→ Exercise task
Find each line with "Общие" and copy it.

→ Data listing
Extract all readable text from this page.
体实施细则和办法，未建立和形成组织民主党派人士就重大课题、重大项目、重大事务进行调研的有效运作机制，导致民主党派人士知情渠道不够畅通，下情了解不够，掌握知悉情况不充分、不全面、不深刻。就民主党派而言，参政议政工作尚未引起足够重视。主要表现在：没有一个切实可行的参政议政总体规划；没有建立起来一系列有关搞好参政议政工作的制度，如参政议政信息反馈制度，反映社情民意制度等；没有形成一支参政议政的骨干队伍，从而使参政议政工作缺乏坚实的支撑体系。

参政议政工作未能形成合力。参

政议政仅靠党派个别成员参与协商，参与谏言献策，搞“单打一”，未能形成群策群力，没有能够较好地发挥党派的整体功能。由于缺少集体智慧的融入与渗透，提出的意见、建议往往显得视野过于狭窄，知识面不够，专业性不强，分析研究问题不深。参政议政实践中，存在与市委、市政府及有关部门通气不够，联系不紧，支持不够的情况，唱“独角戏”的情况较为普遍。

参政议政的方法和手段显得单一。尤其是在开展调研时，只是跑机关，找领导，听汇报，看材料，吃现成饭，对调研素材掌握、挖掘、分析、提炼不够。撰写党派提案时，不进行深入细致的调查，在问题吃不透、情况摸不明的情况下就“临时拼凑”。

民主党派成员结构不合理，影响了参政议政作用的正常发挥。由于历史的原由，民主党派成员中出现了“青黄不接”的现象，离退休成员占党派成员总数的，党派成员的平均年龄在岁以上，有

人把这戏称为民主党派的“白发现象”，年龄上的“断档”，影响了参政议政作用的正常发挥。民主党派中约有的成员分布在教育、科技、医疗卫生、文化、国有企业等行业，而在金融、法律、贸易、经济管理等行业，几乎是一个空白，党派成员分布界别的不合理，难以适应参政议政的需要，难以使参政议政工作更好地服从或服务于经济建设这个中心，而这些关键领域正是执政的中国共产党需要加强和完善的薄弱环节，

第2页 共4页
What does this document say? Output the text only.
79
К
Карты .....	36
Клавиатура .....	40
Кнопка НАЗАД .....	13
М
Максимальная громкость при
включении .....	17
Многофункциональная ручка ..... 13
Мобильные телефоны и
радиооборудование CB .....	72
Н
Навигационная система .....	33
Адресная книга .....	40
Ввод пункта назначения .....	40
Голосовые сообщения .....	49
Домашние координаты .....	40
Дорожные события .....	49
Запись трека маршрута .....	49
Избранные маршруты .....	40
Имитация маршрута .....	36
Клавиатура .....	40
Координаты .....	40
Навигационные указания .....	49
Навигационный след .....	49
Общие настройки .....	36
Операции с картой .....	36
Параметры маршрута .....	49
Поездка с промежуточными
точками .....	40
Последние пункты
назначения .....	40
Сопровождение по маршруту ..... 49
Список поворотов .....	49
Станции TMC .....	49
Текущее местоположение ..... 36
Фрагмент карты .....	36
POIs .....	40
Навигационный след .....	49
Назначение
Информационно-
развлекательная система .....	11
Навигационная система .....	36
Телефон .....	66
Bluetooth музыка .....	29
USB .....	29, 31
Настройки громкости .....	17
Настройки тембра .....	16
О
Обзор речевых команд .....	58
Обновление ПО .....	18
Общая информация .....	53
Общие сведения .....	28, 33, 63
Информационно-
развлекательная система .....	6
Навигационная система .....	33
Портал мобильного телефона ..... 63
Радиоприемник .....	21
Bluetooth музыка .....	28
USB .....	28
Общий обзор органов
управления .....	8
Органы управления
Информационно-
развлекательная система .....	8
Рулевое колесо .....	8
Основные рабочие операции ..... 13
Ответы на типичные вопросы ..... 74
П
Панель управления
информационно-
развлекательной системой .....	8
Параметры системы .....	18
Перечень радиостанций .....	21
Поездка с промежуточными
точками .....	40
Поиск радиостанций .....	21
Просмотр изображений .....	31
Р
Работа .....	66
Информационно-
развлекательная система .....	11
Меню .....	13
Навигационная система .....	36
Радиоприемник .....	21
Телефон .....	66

→ Task answer
Общие настройки .....	36
Общие сведения .....	28, 33, 63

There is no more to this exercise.